Your task is to transcribe all of the records exactly and leave out the pictures.

Stored entries
* * * * * * * * *

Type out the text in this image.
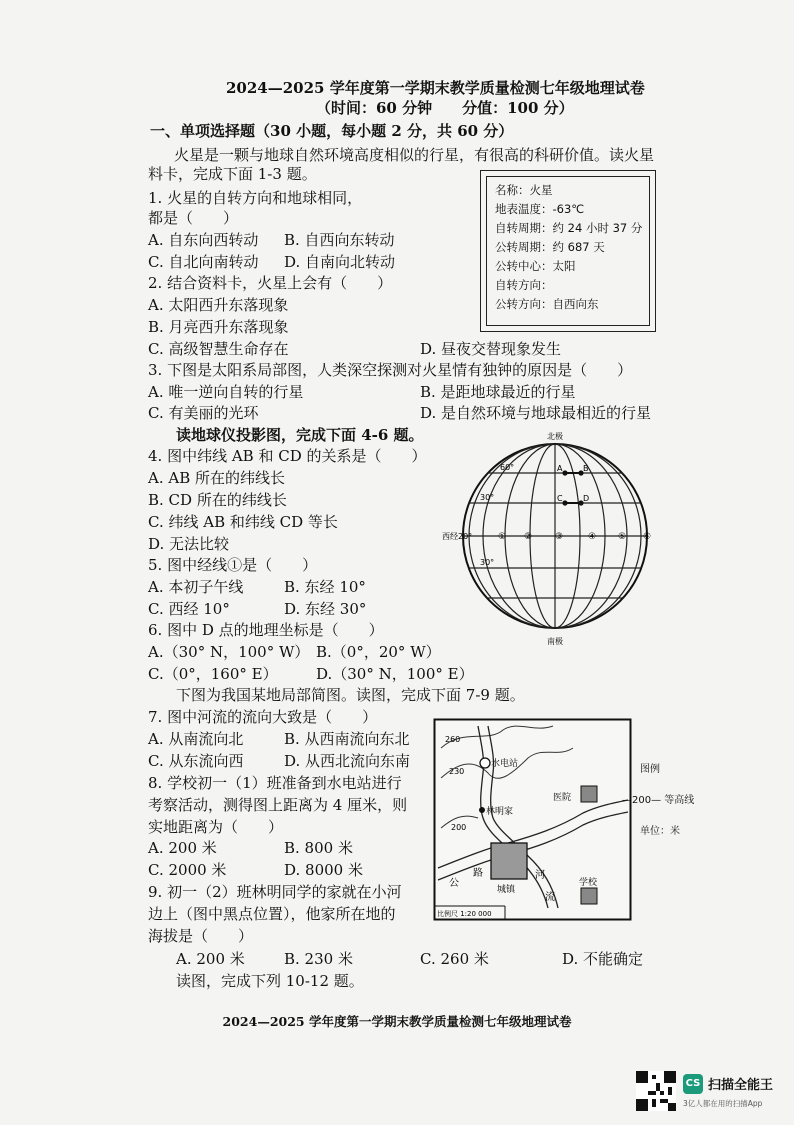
2024—2025 学年度第一学期末教学质量检测七年级地理试卷
（时间：60 分钟　　分值：100 分）
一、单项选择题（30 小题，每小题 2 分，共 60 分）
火星是一颗与地球自然环境高度相似的行星，有很高的科研价值。读火星
料卡，完成下面 1-3 题。
名称：火星
地表温度：-63℃
自转周期：约 24 小时 37 分
公转周期：约 687 天
公转中心：太阳
自转方向：
公转方向：自西向东
1. 火星的自转方向和地球相同，
都是（　　）
A. 自东向西转动 B. 自西向东转动
C. 自北向南转动 D. 自南向北转动
2. 结合资料卡，火星上会有（　　）
A. 太阳西升东落现象
B. 月亮西升东落现象
C. 高级智慧生命存在	D. 昼夜交替现象发生
3. 下图是太阳系局部图，人类深空探测对火星情有独钟的原因是（　　）
A. 唯一逆向自转的行星	B. 是距地球最近的行星
C. 有美丽的光环	D. 是自然环境与地球最相近的行星
读地球仪投影图，完成下面 4-6 题。
4. 图中纬线 AB 和 CD 的关系是（　　）
A. AB 所在的纬线长
B. CD 所在的纬线长
C. 纬线 AB 和纬线 CD 等长
D. 无法比较
5. 图中经线①是（　　）
A. 本初子午线	B. 东经 10°
C. 西经 10°	D. 东经 30°
6. 图中 D 点的地理坐标是（　　）
A.（30° N，100° W） B.（0°，20° W）
C.（0°，160° E）	D.（30° N，100° E）
北极
南极
60°
30°
30°
西经20°
A	B
C	D
① ②	③	④ ⑤ ⑥
下图为我国某地局部简图。读图，完成下面 7-9 题。
7. 图中河流的流向大致是（　　）
A. 从南流向北	B. 从西南流向东北
C. 从东流向西	D. 从西北流向东南
8. 学校初一（1）班准备到水电站进行
考察活动，测得图上距离为 4 厘米，则
实地距离为（　　）
A. 200 米	B. 800 米
C. 2000 米	D. 8000 米
9. 初一（2）班林明同学的家就在小河
边上（图中黑点位置），他家所在地的
海拔是（　　）
A. 200 米	B. 230 米	C. 260 米	D. 不能确定
读图，完成下列 10-12 题。
260
230
200
水电站
林明家
医院
城镇
学校
公
路	河
流
比例尺 1:20 000
图例
—200— 等高线
单位：米
2024—2025 学年度第一学期末教学质量检测七年级地理试卷
CS 扫描全能王
3亿人都在用的扫描App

* * * * * * * * *

_SOLUTION TO THIS EXERCISE_:
Type out the text in this image.
2024—2025 学年度第一学期末教学质量检测七年级地理试卷
（时间：60 分钟　　分值：100 分）
一、单项选择题（30 小题，每小题 2 分，共 60 分）
火星是一颗与地球自然环境高度相似的行星，有很高的科研价值。读火星
料卡，完成下面 1-3 题。
名称：火星
地表温度：-63℃
自转周期：约 24 小时 37 分
公转周期：约 687 天
公转中心：太阳
自转方向：
公转方向：自西向东
1. 火星的自转方向和地球相同，
都是（　　）
A. 自东向西转动 B. 自西向东转动
C. 自北向南转动 D. 自南向北转动
2. 结合资料卡，火星上会有（　　）
A. 太阳西升东落现象
B. 月亮西升东落现象
C. 高级智慧生命存在	D. 昼夜交替现象发生
3. 下图是太阳系局部图，人类深空探测对火星情有独钟的原因是（　　）
A. 唯一逆向自转的行星	B. 是距地球最近的行星
C. 有美丽的光环	D. 是自然环境与地球最相近的行星
读地球仪投影图，完成下面 4-6 题。
4. 图中纬线 AB 和 CD 的关系是（　　）
A. AB 所在的纬线长
B. CD 所在的纬线长
C. 纬线 AB 和纬线 CD 等长
D. 无法比较
5. 图中经线①是（　　）
A. 本初子午线	B. 东经 10°
C. 西经 10°	D. 东经 30°
6. 图中 D 点的地理坐标是（　　）
A.（30° N，100° W） B.（0°，20° W）
C.（0°，160° E）	D.（30° N，100° E）
北极
南极
60°
30°
30°
西经20°
A	B
C	D
① ②	③	④ ⑤ ⑥
下图为我国某地局部简图。读图，完成下面 7-9 题。
7. 图中河流的流向大致是（　　）
A. 从南流向北	B. 从西南流向东北
C. 从东流向西	D. 从西北流向东南
8. 学校初一（1）班准备到水电站进行
考察活动，测得图上距离为 4 厘米，则
实地距离为（　　）
A. 200 米	B. 800 米
C. 2000 米	D. 8000 米
9. 初一（2）班林明同学的家就在小河
边上（图中黑点位置），他家所在地的
海拔是（　　）
A. 200 米	B. 230 米	C. 260 米	D. 不能确定
读图，完成下列 10-12 题。
260
230
200
水电站
林明家
医院
城镇
学校
公
路	河
流
比例尺 1:20 000
图例
—200— 等高线
单位：米
2024—2025 学年度第一学期末教学质量检测七年级地理试卷
CS 扫描全能王
3亿人都在用的扫描App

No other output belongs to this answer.